--- Material provided ---

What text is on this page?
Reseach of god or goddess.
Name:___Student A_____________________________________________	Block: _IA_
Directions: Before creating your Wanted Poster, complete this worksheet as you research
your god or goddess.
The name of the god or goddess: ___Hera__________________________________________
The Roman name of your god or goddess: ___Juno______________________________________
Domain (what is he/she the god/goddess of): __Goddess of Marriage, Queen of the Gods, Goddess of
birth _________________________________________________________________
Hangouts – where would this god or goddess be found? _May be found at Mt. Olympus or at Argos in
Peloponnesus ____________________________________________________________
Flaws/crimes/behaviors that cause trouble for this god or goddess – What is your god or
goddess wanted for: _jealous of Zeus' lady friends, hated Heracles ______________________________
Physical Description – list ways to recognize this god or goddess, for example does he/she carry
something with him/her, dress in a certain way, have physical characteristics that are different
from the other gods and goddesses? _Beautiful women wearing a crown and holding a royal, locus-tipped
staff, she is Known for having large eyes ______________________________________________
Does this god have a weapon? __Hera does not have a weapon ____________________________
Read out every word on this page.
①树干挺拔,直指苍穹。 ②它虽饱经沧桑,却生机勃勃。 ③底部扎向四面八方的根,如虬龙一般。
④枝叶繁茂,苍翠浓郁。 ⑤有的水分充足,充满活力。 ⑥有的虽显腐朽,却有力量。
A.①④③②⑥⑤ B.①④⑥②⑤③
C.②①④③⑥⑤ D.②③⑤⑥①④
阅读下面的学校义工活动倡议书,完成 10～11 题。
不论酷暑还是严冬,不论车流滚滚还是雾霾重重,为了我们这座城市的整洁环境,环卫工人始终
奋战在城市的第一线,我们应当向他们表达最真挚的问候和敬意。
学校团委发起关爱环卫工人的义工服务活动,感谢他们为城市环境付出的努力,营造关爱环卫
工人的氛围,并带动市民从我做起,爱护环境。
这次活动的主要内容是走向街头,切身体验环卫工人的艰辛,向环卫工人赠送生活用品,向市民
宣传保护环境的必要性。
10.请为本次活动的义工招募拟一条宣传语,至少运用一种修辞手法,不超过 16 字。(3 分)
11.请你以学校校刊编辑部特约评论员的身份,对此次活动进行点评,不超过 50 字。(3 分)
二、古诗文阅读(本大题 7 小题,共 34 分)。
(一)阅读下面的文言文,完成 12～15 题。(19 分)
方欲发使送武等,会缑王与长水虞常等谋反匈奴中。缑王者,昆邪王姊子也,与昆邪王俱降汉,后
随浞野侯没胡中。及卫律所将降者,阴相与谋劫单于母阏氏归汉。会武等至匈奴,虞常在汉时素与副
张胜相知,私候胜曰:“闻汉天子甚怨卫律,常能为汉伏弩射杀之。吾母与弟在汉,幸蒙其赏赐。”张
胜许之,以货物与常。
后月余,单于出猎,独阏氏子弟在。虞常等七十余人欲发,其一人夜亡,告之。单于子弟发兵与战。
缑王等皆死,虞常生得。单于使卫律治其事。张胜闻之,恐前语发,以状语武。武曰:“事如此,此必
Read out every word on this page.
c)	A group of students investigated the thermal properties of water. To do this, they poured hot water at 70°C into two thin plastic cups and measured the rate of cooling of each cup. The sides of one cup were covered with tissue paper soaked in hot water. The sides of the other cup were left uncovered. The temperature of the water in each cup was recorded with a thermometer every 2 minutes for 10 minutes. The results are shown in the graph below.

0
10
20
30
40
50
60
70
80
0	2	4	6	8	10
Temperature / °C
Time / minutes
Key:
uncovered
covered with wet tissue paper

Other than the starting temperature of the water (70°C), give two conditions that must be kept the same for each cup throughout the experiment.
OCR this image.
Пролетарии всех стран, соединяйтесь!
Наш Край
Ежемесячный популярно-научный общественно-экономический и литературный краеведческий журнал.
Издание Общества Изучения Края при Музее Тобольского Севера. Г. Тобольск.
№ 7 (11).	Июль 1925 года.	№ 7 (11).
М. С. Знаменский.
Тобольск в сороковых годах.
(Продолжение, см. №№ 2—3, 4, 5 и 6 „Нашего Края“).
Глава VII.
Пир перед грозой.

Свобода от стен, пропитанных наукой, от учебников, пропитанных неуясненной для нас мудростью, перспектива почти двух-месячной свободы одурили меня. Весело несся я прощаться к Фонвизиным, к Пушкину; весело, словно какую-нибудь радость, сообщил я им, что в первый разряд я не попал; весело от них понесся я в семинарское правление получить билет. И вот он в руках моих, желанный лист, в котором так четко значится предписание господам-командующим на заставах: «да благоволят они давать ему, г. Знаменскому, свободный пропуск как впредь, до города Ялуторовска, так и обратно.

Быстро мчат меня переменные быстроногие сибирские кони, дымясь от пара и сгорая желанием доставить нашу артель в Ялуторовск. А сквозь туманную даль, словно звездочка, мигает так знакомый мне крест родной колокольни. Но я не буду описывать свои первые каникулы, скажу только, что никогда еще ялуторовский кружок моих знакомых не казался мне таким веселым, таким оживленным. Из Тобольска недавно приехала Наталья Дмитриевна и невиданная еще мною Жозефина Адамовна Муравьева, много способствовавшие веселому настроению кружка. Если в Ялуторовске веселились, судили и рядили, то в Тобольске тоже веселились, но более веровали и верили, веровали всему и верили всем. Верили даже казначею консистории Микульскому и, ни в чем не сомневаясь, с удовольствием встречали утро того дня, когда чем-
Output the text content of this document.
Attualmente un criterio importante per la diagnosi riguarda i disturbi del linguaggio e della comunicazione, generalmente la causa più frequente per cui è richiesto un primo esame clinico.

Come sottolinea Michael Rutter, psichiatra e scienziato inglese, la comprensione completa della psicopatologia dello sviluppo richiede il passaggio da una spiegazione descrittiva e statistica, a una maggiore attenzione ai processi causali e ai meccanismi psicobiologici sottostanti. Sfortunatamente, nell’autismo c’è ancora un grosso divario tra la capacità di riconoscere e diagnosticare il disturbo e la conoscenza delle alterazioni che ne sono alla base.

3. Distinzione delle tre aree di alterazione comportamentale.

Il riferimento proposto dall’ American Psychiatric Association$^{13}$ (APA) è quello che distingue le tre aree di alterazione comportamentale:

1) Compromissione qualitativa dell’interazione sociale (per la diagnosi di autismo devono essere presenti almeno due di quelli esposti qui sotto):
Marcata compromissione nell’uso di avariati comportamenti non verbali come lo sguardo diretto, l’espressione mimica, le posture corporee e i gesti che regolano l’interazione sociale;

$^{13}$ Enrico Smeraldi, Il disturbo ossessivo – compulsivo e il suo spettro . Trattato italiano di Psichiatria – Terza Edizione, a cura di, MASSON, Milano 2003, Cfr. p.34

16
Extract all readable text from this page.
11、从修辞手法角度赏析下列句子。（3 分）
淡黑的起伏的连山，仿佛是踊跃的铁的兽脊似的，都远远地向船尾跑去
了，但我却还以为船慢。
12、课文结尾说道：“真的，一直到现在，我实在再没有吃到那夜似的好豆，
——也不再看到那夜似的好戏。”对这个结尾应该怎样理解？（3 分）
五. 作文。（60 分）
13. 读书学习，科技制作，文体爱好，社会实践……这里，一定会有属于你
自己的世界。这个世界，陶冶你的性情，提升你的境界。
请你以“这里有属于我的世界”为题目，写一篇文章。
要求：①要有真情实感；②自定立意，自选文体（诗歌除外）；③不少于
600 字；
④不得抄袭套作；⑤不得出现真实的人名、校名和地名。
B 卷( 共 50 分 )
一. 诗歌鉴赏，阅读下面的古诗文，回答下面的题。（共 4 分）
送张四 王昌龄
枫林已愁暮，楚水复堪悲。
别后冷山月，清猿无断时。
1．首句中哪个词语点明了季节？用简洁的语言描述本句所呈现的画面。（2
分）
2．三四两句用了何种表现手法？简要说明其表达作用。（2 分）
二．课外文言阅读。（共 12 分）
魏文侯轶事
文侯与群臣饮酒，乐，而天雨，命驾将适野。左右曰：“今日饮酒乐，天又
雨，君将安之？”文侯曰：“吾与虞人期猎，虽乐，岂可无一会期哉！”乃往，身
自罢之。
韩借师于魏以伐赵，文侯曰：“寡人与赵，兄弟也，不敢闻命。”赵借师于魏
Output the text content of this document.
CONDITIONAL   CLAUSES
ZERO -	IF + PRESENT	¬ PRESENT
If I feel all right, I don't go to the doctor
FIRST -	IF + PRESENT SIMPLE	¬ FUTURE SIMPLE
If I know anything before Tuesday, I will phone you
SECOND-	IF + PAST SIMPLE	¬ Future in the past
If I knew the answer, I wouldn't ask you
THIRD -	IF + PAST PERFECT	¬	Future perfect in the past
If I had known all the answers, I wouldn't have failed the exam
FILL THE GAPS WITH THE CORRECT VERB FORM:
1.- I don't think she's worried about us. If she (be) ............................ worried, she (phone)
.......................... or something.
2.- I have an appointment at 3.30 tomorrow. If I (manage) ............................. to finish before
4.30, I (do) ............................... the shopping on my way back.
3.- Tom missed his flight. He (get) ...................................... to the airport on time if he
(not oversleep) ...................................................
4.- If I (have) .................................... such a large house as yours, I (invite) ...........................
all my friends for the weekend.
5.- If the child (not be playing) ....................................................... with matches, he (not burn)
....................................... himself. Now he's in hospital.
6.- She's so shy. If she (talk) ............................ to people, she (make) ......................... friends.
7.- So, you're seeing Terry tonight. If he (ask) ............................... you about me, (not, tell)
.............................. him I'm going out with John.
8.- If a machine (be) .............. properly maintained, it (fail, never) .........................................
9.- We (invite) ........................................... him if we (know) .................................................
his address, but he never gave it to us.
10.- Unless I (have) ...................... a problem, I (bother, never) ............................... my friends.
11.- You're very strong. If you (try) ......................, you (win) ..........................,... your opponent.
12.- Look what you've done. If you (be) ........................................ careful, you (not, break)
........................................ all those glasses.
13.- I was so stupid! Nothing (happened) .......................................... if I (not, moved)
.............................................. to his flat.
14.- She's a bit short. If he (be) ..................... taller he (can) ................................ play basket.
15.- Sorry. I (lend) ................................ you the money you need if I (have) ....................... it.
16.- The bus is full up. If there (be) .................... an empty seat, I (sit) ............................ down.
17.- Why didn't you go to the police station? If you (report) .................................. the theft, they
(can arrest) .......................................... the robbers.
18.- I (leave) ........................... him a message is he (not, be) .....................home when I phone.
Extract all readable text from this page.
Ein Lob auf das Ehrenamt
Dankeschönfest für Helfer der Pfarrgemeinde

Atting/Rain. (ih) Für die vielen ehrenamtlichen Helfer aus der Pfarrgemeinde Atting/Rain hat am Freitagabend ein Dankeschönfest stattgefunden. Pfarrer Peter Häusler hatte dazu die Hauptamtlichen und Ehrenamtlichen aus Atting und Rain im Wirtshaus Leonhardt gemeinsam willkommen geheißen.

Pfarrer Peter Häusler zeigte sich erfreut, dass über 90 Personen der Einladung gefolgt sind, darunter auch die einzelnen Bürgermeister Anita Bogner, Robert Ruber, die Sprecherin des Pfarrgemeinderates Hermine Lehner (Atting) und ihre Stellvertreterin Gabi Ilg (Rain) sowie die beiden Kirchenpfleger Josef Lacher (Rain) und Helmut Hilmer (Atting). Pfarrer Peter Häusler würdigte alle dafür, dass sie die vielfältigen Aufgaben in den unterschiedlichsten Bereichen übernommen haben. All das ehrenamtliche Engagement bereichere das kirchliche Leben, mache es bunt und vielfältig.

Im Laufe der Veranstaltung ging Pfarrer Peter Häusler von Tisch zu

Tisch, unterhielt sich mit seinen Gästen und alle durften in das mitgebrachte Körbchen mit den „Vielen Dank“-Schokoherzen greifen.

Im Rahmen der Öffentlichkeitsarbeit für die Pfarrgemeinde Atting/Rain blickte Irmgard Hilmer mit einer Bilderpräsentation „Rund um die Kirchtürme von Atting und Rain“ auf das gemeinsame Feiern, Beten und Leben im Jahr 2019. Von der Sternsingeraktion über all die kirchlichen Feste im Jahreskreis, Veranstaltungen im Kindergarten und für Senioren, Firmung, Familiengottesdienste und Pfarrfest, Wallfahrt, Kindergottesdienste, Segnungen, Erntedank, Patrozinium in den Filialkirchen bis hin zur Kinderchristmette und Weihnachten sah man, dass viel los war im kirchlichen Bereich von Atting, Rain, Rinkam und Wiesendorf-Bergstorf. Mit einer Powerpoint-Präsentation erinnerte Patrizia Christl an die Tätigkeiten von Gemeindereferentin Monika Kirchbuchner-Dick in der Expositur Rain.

---

■ Required task
Copy out every line of the listing that includes the string "does".

■ The output
Physical Description – list ways to recognize this god or goddess, for example does he/she carry
Does this god have a weapon? __Hera does not have a weapon ____________________________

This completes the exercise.